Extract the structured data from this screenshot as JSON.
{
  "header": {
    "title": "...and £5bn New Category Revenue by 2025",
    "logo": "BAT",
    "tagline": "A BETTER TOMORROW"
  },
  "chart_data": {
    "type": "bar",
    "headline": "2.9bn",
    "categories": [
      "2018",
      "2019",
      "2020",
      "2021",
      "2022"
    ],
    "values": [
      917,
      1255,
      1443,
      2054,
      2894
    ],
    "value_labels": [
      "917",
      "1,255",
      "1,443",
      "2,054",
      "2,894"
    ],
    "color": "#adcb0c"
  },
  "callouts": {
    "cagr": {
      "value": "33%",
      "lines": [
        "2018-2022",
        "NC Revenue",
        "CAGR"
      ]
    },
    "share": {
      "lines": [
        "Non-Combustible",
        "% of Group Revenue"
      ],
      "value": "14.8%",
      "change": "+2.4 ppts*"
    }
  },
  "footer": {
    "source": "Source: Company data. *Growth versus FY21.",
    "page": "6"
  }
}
_ _ _
- _Given exercise_:
Repeat all entries. Match them exactly.

- _Response to the exercise_:
Extract the structured data from this screenshot as JSON.
{
  "header": {
    "title": "...and £5bn New Category Revenue by 2025",
    "logo": "BAT",
    "tagline": "A BETTER TOMORROW"
  },
  "chart_data": {
    "type": "bar",
    "headline": "2.9bn",
    "categories": [
      "2018",
      "2019",
      "2020",
      "2021",
      "2022"
    ],
    "values": [
      917,
      1255,
      1443,
      2054,
      2894
    ],
    "value_labels": [
      "917",
      "1,255",
      "1,443",
      "2,054",
      "2,894"
    ],
    "color": "#adcb0c"
  },
  "callouts": {
    "cagr": {
      "value": "33%",
      "lines": [
        "2018-2022",
        "NC Revenue",
        "CAGR"
      ]
    },
    "share": {
      "lines": [
        "Non-Combustible",
        "% of Group Revenue"
      ],
      "value": "14.8%",
      "change": "+2.4 ppts*"
    }
  },
  "footer": {
    "source": "Source: Company data. *Growth versus FY21.",
    "page": "6"
  }
}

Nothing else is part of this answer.